-- START --

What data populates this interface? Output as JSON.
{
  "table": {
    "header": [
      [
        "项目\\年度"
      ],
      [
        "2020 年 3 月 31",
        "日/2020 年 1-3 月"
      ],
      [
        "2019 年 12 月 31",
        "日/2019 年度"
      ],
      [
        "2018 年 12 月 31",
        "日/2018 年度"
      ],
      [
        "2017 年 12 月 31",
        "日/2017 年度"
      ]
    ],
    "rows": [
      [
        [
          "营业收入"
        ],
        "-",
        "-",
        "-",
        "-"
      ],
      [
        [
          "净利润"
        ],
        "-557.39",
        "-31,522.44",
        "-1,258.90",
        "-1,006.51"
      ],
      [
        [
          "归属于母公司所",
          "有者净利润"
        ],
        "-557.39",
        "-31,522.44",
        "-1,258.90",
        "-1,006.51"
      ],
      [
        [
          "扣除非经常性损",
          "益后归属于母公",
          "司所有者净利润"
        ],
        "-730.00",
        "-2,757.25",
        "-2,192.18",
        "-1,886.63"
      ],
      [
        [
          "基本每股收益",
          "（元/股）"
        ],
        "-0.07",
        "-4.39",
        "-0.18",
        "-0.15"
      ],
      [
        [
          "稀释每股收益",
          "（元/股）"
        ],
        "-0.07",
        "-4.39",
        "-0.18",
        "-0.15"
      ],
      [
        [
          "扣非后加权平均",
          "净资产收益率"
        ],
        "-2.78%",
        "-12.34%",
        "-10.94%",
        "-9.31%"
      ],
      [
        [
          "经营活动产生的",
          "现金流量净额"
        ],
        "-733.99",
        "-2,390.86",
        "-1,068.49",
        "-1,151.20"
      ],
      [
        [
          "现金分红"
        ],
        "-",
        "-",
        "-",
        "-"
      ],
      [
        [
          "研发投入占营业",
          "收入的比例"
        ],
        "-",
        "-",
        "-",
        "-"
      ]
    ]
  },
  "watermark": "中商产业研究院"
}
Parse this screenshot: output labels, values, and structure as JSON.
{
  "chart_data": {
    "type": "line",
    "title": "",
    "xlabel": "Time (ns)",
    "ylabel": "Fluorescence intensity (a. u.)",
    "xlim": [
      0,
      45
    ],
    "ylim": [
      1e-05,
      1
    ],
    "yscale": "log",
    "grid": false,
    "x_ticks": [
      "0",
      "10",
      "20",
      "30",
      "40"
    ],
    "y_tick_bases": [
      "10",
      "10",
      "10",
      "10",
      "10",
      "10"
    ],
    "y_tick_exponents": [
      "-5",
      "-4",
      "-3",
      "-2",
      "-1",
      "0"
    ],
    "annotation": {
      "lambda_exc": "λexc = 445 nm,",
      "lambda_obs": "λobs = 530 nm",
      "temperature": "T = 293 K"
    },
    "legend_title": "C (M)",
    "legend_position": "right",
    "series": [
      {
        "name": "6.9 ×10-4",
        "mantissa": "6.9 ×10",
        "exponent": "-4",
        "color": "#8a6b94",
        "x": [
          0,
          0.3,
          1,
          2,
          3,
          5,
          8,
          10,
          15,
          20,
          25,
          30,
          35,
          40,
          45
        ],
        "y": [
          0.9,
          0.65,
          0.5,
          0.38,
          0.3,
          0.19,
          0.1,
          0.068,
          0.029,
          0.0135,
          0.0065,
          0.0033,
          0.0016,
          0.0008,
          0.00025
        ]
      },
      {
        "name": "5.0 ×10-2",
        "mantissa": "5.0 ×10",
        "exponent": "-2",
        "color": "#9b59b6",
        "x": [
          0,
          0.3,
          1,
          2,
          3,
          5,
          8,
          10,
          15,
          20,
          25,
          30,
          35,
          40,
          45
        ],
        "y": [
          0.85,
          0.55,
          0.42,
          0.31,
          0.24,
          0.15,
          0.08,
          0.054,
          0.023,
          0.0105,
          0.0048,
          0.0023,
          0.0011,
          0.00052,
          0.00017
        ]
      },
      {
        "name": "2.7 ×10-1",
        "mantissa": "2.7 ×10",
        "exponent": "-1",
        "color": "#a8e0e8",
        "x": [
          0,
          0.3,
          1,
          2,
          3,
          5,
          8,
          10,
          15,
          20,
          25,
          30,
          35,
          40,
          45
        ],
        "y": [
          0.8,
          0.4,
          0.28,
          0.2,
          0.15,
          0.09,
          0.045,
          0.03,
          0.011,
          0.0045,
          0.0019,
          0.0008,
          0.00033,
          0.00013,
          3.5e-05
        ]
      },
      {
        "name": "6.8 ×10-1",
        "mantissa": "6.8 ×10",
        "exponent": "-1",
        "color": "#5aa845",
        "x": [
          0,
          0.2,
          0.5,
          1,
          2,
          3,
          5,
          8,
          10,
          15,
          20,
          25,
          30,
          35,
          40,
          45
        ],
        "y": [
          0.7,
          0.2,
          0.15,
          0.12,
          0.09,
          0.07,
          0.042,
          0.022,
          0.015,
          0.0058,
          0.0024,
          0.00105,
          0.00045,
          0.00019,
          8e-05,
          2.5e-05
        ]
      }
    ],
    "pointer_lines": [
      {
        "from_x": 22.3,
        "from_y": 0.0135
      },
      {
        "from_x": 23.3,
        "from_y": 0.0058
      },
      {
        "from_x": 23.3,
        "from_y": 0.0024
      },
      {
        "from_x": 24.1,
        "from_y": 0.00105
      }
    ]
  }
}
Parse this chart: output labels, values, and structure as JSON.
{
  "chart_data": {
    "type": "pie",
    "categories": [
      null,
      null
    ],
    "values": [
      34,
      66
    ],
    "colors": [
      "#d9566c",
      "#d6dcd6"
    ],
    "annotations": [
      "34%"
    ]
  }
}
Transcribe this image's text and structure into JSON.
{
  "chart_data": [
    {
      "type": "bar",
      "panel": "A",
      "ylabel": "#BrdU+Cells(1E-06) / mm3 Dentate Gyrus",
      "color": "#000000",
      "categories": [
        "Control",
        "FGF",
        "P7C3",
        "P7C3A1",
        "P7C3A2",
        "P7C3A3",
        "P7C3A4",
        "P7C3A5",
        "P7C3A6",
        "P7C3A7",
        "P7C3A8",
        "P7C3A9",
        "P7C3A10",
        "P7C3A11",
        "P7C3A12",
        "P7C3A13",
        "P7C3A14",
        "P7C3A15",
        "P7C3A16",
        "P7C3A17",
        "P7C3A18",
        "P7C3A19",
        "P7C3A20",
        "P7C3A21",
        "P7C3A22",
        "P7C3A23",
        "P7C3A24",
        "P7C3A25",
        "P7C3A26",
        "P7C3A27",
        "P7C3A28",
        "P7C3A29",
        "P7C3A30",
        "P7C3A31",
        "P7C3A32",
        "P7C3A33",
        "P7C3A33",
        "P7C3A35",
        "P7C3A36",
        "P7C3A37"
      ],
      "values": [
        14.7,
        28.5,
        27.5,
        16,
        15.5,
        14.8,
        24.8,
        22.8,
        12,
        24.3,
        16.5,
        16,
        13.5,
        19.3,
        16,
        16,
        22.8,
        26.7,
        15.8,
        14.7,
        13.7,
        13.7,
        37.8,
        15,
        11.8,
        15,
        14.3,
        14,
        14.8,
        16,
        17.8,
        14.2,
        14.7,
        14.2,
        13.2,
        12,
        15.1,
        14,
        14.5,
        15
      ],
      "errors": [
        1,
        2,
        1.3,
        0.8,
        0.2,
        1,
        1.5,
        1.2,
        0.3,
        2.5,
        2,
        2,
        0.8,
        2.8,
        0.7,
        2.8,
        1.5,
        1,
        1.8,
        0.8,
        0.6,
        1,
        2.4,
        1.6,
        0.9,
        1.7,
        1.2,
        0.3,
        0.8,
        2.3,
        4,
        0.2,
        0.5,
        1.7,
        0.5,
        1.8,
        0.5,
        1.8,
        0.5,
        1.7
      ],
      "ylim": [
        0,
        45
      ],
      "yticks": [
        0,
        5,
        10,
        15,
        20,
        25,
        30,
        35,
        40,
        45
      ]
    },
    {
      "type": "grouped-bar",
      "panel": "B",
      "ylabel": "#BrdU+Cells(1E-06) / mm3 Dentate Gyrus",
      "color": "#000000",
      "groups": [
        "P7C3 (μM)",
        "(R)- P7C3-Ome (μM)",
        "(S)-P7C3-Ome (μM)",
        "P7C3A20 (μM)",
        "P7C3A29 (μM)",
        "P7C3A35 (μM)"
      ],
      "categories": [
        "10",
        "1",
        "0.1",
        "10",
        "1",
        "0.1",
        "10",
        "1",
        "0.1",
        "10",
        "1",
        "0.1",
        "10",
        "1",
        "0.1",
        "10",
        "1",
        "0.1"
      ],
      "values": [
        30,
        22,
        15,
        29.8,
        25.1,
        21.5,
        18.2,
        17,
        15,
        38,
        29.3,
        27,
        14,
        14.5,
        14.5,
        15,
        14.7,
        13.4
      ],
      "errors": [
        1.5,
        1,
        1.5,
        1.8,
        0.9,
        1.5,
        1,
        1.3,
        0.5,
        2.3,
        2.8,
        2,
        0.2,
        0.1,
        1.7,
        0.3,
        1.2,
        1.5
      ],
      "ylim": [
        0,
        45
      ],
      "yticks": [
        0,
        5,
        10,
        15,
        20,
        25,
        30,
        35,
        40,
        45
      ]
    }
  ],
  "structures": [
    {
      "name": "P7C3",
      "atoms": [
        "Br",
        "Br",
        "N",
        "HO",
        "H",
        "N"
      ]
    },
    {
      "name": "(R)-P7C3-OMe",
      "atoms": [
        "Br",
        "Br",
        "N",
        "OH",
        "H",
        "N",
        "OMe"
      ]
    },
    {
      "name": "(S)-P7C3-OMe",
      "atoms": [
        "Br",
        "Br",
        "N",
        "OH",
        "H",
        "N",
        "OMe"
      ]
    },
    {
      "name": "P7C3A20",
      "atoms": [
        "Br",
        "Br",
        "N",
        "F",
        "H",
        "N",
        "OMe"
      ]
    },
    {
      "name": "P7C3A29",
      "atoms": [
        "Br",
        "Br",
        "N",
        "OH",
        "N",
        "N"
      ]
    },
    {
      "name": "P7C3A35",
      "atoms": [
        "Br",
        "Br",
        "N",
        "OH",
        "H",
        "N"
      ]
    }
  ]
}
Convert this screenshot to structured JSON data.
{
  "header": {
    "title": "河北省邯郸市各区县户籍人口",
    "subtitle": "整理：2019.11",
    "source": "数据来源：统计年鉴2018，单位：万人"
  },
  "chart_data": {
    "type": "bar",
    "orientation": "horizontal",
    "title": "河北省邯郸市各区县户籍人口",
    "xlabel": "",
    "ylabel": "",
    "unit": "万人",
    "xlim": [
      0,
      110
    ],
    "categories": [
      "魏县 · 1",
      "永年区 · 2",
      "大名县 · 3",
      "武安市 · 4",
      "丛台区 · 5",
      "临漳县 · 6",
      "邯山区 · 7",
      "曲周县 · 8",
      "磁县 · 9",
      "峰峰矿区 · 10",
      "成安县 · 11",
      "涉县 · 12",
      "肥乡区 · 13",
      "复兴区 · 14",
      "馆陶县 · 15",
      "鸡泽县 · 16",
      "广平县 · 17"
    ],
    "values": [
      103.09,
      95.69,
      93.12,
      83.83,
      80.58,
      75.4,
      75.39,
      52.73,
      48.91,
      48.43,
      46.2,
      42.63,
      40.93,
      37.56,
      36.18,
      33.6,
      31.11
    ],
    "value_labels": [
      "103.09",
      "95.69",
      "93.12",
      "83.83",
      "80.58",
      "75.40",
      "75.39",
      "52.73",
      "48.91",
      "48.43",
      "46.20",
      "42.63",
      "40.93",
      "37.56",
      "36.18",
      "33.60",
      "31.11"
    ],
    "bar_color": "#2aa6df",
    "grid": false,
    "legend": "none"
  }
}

-- END --

| TASK DESCRIPTION |
Look over the records above and copy each line that includes the string "JSON".

| ANSWER IN FULL |
What data populates this interface? Output as JSON.
Parse this screenshot: output labels, values, and structure as JSON.
Parse this chart: output labels, values, and structure as JSON.
Transcribe this image's text and structure into JSON.
Convert this screenshot to structured JSON data.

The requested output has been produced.